Texto fornecido -
O arquiteto Gabriel Guevrékian juntamente com Malet Stevens, André e Paul Vera, influenciou o que na época se chamou de jardim moderno na Europa, em uma curta fase de experimentação do jardim francês entre os anos 1910-30. Embora a maioria destes experimentos tenha ficado mais presa ao aspecto da forma moderna do que propriamente à construção de relações que a constituíssem, o fato de Guevrékian ser considerado um dos bons representantes da transposição do cubismo ao jardim, nos possibilita através de sua obra abordar um instigante tema da historiografia do paisagismo moderno que é a estreita relação que se estabelece entre pintura e jardim. Com esse intuito, este escrito estruturou-se em duas partes, que tratarão, respectivamente, dos dados biográficos de Guevrékian e da relação de seus primeiros jardins com a pintura cubista.
O arquiteto Gabriel Guevrékian nasce em Istambul em 1900 e morre em Antibes em 1970. Teve uma vida nômade o que fez com que sua formação e obra tivessem se desenvolvido em países tão diversos quanto a Turquia, Áustria, França, Irã, Inglaterra e os Estados Unidos.

Material apresentado -
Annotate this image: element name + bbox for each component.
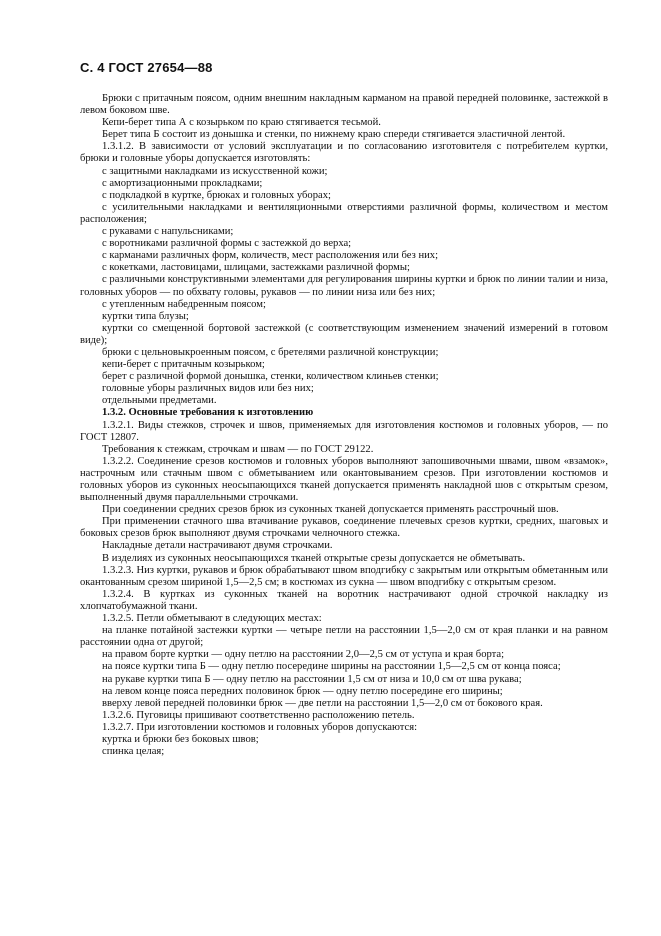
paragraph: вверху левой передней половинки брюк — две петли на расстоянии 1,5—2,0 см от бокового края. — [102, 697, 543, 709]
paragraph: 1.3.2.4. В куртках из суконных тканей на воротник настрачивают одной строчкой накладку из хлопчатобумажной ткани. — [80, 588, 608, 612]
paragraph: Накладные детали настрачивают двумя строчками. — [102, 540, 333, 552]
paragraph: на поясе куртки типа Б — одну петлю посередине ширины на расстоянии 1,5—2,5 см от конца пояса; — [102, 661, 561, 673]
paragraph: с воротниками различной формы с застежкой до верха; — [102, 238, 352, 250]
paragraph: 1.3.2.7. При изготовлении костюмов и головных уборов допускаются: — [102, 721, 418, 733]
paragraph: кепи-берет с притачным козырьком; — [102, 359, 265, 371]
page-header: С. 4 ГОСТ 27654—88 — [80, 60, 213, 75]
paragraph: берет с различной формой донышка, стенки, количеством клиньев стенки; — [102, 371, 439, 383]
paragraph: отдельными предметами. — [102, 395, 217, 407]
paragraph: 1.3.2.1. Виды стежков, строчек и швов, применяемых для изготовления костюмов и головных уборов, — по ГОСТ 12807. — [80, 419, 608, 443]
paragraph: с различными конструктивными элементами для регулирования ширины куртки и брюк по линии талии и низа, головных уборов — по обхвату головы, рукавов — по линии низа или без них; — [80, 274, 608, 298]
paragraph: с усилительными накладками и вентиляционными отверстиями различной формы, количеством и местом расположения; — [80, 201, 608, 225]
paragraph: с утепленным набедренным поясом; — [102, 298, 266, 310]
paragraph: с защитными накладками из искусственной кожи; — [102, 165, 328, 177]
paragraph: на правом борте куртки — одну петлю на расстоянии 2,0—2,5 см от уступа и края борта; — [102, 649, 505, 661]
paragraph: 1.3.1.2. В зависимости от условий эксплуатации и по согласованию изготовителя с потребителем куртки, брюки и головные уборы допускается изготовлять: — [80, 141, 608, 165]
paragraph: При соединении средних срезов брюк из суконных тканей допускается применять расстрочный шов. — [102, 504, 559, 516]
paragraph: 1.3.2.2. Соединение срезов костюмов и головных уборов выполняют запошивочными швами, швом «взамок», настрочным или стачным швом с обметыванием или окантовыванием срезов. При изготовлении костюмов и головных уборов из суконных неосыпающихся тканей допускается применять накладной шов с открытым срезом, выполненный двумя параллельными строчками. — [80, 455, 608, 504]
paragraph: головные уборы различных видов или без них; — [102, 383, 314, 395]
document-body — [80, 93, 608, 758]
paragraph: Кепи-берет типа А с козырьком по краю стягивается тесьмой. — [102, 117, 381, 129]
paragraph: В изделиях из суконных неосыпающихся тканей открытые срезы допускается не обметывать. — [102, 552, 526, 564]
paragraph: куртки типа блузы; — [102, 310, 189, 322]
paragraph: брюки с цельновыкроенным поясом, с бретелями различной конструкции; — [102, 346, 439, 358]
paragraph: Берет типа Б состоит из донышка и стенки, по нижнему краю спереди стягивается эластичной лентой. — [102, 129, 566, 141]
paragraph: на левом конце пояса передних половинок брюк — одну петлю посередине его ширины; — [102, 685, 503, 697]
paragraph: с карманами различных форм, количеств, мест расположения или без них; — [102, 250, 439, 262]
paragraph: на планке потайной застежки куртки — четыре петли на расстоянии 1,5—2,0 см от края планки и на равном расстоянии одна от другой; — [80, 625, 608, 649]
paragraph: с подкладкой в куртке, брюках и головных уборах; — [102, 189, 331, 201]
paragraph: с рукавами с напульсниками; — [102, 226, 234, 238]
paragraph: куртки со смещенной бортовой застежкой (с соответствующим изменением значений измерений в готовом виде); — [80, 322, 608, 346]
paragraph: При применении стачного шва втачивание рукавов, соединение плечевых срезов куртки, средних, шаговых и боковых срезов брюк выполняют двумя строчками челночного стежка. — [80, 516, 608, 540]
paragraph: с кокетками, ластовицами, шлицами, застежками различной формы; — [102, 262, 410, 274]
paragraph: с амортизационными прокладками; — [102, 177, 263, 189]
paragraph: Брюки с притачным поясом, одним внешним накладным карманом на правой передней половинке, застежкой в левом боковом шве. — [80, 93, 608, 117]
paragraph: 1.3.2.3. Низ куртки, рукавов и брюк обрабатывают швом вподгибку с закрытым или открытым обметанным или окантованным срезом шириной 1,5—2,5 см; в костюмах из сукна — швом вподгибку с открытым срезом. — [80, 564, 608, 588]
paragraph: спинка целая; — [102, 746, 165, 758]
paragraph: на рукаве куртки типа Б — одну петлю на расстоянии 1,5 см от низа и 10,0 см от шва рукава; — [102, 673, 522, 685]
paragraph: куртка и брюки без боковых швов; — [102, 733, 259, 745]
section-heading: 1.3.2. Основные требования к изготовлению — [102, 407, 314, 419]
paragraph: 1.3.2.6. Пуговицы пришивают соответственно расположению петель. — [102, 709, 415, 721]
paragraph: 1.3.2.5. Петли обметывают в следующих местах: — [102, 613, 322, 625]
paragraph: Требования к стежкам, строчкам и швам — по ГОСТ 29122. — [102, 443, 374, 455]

---

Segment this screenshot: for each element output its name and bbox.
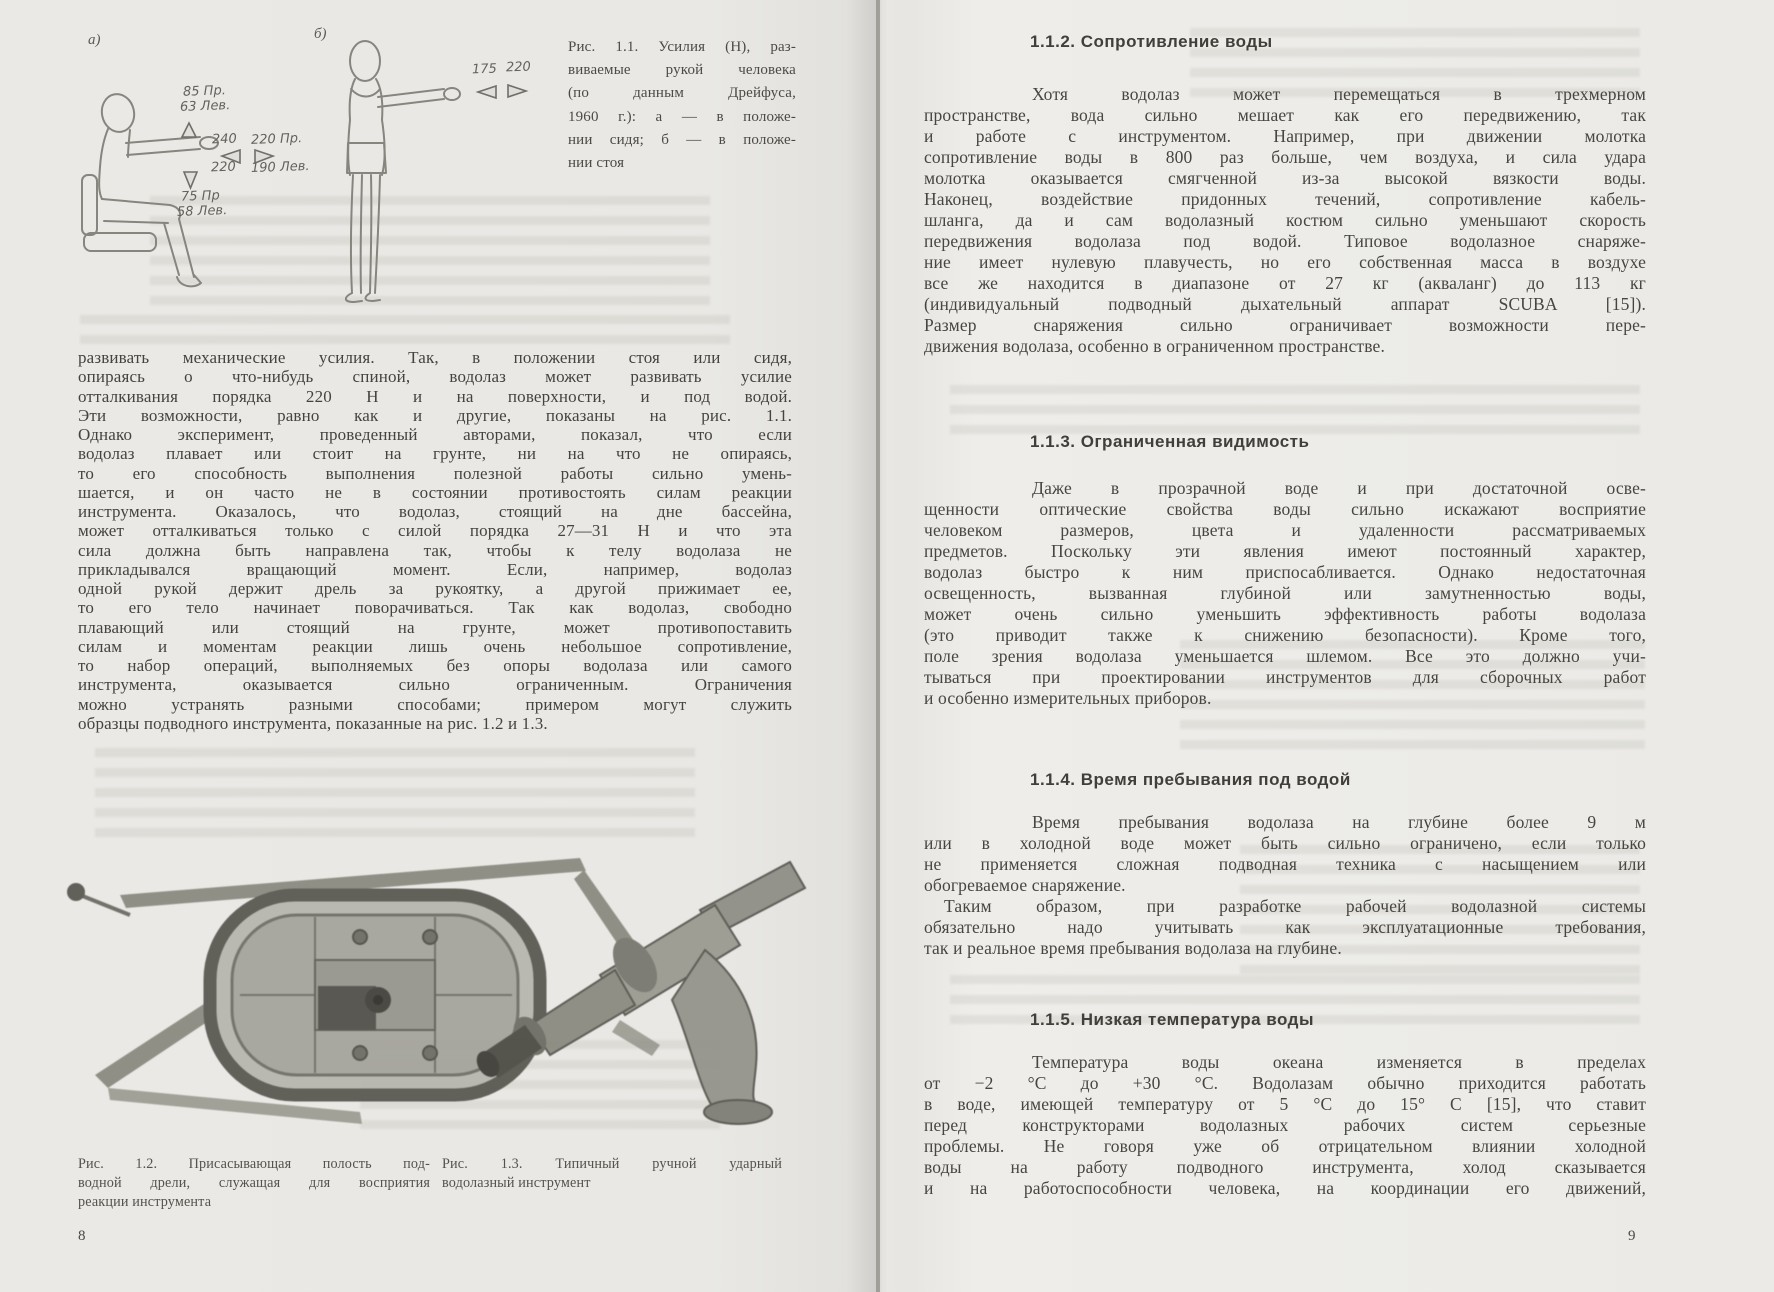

Questões e tarefas -
**A)** De acordo com o texto sobre Gabriel Guevrékian, em que cidade e em que ano nasceu o arquiteto?
**B)** Dê continuidade ao texto sobre Gabriel Guevrékian a partir da última frase apresentada.
O material reproduzido tem origem em uma fonte distinta do texto.

Respostas das questões -
**A)** Em Istambul, em 1900.

**B)**
Filho de pais armênios teve sua educação inicial em Teerã, emigrando para Viena em 1910, onde cursou arquitetura entre 1915 e 1921. De 1921 a 1933 viveu em Paris, cidade na qual trabalhou com o arquiteto belga Robert Mallet-Stevens até 1926, quando constitui escritório próprio. Através de Mallet-Stevens conhece o pintor cubista Robert Delaunay, de quem se torna íntimo amigo e colaborador e de cujas experimentações com o cubismo órfico ou simultaneísmo, recebe uma influência significativa, com incidência direta nos seus jardins.
Em 1928 é nomeado secretário-geral do primeiro congresso que funda os CIAM (Congresso Internacional de Arquitetura Moderna) em La Sarraz. Um novo período de sua produção é relativo ao trabalho que realiza de 1933 a 1937 em Teerã, como arquiteto e planejador municipal, desenvolvendo importantes projetos públicos e Villas privadas. Em 1937 muda-se para Londres, onde trabalha com Conell, Ward e Lucas, mas a II Guerra o faz deslocar-se a Paris e posteriormente emigrar para os Estados Unidos onde entre 1949 e 1969, desempenha atividades docentes nas universidades de Illinois, Alabama, California e Pitsburgh.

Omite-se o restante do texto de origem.